**Written exercise**
Filter the entries and keep only the lines where the string "Hautkrankheiten" appears.

═══ Data supplied

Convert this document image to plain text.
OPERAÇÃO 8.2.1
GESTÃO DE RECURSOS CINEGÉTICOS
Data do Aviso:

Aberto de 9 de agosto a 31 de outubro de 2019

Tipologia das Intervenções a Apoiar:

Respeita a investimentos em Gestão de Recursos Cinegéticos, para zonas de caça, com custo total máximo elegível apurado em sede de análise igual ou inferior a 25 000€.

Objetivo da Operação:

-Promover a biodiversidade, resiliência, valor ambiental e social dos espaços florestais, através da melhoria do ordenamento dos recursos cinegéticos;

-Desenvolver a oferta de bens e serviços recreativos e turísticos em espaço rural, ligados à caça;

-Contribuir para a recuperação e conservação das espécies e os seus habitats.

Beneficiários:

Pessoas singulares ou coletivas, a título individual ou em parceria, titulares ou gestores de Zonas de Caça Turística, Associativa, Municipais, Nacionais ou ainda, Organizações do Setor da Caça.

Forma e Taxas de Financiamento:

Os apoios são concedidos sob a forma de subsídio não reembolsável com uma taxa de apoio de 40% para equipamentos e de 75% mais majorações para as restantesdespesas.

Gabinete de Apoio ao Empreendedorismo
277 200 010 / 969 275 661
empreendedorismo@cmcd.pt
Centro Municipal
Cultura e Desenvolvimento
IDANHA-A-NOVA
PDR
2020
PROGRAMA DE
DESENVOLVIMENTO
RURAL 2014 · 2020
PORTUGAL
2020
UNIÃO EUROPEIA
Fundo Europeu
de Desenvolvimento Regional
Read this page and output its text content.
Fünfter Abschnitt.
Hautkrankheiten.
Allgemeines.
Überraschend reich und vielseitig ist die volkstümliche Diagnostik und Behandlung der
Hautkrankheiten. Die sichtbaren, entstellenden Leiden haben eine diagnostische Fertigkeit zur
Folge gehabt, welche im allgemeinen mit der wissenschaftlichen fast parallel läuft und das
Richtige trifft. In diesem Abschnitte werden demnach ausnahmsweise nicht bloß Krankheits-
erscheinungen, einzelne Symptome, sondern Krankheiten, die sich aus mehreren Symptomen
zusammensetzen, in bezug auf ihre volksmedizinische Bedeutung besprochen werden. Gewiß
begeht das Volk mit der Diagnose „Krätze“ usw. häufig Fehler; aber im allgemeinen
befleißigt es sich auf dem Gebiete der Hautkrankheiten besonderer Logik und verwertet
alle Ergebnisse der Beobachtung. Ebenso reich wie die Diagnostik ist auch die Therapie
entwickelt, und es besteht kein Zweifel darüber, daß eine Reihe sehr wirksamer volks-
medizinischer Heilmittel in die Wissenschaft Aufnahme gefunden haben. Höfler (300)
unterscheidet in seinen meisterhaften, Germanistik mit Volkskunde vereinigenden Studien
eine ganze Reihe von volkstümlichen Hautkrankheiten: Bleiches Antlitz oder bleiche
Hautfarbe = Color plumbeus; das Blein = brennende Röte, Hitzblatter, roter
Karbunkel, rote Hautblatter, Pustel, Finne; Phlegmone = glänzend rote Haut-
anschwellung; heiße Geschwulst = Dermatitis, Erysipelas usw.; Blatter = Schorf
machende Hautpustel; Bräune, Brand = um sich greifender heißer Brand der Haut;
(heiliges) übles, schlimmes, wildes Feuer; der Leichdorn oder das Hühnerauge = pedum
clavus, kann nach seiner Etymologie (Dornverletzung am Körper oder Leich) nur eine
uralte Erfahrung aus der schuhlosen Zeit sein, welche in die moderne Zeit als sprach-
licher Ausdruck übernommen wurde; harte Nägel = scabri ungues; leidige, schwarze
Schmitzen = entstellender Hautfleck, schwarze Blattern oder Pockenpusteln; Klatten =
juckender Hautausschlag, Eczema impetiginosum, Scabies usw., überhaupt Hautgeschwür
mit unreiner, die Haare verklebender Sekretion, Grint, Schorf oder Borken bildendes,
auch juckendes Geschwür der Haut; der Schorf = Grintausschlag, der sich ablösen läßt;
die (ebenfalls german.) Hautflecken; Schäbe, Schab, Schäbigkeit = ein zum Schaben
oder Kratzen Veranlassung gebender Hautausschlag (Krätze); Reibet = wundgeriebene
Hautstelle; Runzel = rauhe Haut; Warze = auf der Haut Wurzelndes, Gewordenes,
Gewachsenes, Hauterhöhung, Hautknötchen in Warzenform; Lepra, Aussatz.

══════

**Task answer**
Hautkrankheiten.
Hautkrankheiten. Die sichtbaren, entstellenden Leiden haben eine diagnostische Fertigkeit zur
befleißigt es sich auf dem Gebiete der Hautkrankheiten besonderer Logik und verwertet
eine ganze Reihe von volkstümlichen Hautkrankheiten: Bleiches Antlitz oder bleiche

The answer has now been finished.